AIM OF THE EXERCISE
Leave the pictures out and print every record below exactly as it stands.

EXERCISE MATERIAL
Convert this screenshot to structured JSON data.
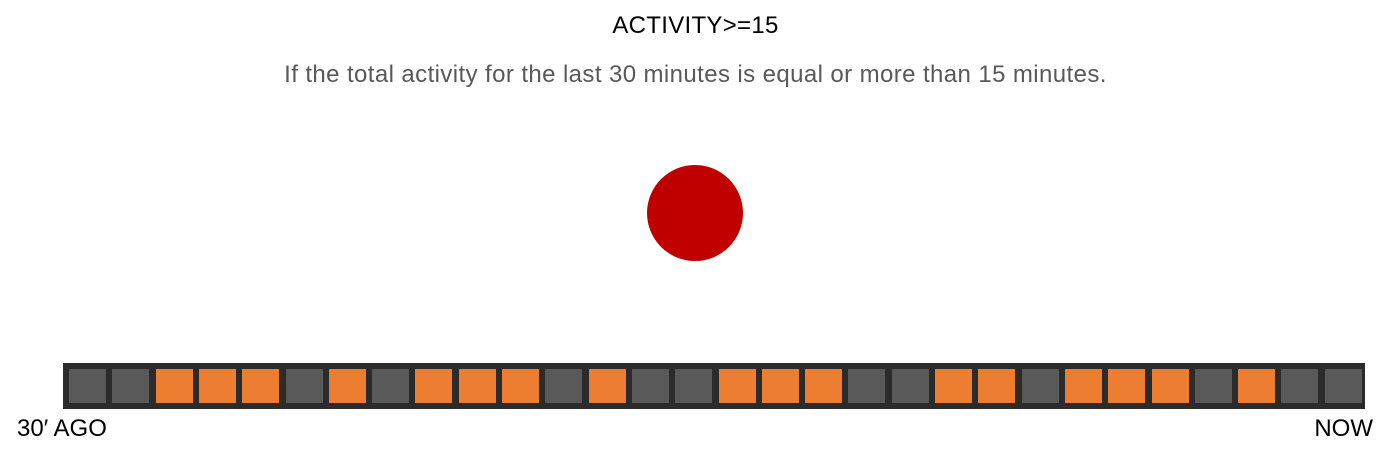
{
  "header": {
    "title": "ACTIVITY>=15",
    "description": "If the total activity for the last 30 minutes is equal or more than 15 minutes."
  },
  "indicator": {
    "state": "not-met",
    "color": "#c00000"
  },
  "timeline": {
    "start_label": "30′ AGO",
    "end_label": "NOW",
    "colors": {
      "active": "#ed7d31",
      "inactive": "#595959",
      "frame": "#2b2b2b"
    },
    "minutes": [
      0,
      0,
      1,
      1,
      1,
      0,
      1,
      0,
      1,
      1,
      1,
      0,
      1,
      0,
      0,
      1,
      1,
      1,
      0,
      0,
      1,
      1,
      0,
      1,
      1,
      1,
      0,
      1,
      0,
      0
    ]
  }
}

COMPLETED EXERCISE
Convert this screenshot to structured JSON data.
{
  "header": {
    "title": "ACTIVITY>=15",
    "description": "If the total activity for the last 30 minutes is equal or more than 15 minutes."
  },
  "indicator": {
    "state": "not-met",
    "color": "#c00000"
  },
  "timeline": {
    "start_label": "30′ AGO",
    "end_label": "NOW",
    "colors": {
      "active": "#ed7d31",
      "inactive": "#595959",
      "frame": "#2b2b2b"
    },
    "minutes": [
      0,
      0,
      1,
      1,
      1,
      0,
      1,
      0,
      1,
      1,
      1,
      0,
      1,
      0,
      0,
      1,
      1,
      1,
      0,
      0,
      1,
      1,
      0,
      1,
      1,
      1,
      0,
      1,
      0,
      0
    ]
  }
}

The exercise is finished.